PROBLEM: Please copy the material word for word, from the line containing "what elements are" up to and including the line containing "tab-room-bans[interactable]: Room Bans".
--- start of SUPPLIED DATA ---
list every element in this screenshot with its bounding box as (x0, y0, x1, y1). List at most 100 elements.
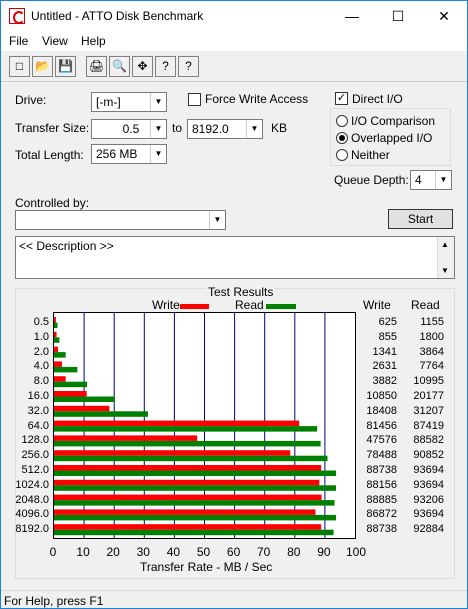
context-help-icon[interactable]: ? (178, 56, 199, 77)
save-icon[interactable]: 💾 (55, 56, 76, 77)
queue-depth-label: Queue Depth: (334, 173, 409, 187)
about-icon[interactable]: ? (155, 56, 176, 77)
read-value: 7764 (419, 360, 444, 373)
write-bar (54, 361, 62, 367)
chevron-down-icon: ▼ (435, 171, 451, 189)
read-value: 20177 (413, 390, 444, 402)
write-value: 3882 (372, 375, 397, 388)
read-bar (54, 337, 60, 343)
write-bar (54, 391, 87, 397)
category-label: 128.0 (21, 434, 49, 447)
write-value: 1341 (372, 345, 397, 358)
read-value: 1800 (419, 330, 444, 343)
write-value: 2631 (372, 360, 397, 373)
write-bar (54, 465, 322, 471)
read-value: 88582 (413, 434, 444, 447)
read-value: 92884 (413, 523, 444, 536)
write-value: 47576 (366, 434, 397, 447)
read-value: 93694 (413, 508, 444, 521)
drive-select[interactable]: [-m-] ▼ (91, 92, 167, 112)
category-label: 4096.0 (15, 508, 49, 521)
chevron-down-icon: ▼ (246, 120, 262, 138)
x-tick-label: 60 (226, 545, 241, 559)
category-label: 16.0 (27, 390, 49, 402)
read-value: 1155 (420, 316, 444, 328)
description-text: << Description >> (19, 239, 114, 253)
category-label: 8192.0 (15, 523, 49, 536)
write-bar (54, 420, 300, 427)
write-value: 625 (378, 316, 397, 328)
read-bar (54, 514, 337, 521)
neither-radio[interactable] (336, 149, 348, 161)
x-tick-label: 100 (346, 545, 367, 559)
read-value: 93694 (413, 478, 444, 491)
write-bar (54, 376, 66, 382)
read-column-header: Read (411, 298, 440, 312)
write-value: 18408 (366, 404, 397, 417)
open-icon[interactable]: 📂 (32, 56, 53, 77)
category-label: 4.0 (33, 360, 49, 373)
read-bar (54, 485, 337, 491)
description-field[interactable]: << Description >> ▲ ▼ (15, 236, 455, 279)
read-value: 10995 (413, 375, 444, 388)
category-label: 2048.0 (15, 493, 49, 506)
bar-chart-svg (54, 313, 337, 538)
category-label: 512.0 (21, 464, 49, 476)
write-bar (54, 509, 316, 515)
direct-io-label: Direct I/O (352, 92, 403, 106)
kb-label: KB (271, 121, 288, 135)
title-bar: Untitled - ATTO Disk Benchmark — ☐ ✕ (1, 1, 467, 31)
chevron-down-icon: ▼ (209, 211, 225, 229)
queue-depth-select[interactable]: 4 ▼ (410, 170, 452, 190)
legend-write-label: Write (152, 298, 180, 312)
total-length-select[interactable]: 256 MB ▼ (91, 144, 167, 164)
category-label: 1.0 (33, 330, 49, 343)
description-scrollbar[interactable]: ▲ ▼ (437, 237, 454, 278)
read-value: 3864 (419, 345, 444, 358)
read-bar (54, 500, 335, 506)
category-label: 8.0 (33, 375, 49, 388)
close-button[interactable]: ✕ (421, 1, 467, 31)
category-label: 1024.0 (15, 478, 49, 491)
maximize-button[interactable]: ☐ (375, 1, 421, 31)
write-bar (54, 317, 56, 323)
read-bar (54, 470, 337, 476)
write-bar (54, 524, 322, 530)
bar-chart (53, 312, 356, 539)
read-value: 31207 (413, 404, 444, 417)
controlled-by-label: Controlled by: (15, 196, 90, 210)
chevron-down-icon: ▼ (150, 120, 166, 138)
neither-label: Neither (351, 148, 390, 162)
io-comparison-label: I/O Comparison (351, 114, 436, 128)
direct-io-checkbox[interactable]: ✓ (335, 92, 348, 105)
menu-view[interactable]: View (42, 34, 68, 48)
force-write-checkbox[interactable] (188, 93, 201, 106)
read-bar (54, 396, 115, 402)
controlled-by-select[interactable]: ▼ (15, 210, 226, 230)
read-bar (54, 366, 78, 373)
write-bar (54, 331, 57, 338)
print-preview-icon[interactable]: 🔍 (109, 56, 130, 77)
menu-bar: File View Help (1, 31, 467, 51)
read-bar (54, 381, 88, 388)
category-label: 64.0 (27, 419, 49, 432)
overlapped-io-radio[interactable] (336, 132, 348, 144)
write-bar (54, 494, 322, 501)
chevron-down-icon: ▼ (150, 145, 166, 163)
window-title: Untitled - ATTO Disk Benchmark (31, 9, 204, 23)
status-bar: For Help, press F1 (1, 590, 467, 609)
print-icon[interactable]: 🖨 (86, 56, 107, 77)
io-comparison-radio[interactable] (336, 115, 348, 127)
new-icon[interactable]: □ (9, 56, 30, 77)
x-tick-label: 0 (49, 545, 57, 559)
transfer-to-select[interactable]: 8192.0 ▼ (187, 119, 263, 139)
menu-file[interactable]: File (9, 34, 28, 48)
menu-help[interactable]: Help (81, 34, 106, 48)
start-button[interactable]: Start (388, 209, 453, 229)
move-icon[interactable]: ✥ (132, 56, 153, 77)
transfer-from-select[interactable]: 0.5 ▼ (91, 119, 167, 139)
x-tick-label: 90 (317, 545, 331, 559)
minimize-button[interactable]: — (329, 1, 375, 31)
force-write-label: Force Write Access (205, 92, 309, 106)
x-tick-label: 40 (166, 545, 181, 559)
--- end of SUPPLIED DATA ---
--- start of SUPPLIED DATA ---
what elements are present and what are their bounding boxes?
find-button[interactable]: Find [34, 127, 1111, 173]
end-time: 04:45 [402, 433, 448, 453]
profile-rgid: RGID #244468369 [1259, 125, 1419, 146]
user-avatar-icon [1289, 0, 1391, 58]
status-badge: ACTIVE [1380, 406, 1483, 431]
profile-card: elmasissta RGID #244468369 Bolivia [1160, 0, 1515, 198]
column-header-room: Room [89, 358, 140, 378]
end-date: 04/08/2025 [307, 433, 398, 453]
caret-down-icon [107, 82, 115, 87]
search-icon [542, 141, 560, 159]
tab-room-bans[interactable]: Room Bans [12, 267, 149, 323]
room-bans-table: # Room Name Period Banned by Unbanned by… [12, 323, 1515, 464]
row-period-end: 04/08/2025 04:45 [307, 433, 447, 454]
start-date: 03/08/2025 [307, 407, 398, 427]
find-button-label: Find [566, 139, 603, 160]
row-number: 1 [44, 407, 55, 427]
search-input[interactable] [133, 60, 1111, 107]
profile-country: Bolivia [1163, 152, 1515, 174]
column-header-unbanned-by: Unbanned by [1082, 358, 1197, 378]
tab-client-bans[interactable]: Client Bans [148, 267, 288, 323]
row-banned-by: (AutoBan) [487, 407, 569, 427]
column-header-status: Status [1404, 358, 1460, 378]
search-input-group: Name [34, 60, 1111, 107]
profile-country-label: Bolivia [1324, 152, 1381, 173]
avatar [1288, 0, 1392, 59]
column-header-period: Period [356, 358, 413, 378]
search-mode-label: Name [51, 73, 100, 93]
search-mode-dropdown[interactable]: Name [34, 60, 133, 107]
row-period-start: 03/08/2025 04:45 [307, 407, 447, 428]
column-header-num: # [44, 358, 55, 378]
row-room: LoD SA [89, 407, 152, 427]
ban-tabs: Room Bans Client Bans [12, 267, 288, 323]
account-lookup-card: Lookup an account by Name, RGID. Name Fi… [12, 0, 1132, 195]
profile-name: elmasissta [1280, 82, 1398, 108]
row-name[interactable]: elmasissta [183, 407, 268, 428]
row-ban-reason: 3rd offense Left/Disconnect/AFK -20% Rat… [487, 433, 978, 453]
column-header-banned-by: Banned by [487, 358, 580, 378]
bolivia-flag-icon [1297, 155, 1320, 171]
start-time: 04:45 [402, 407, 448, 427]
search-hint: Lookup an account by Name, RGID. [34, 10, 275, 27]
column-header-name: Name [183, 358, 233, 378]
--- end of SUPPLIED DATA ---
SOLUTION TO THIS TASK:
what elements are present and what are their bounding boxes?
find-button[interactable]: Find [34, 127, 1111, 173]
end-time: 04:45 [402, 433, 448, 453]
profile-rgid: RGID #244468369 [1259, 125, 1419, 146]
user-avatar-icon [1289, 0, 1391, 58]
status-badge: ACTIVE [1380, 406, 1483, 431]
profile-card: elmasissta RGID #244468369 Bolivia [1160, 0, 1515, 198]
column-header-room: Room [89, 358, 140, 378]
end-date: 04/08/2025 [307, 433, 398, 453]
caret-down-icon [107, 82, 115, 87]
search-icon [542, 141, 560, 159]
tab-room-bans[interactable]: Room Bans [12, 267, 149, 323]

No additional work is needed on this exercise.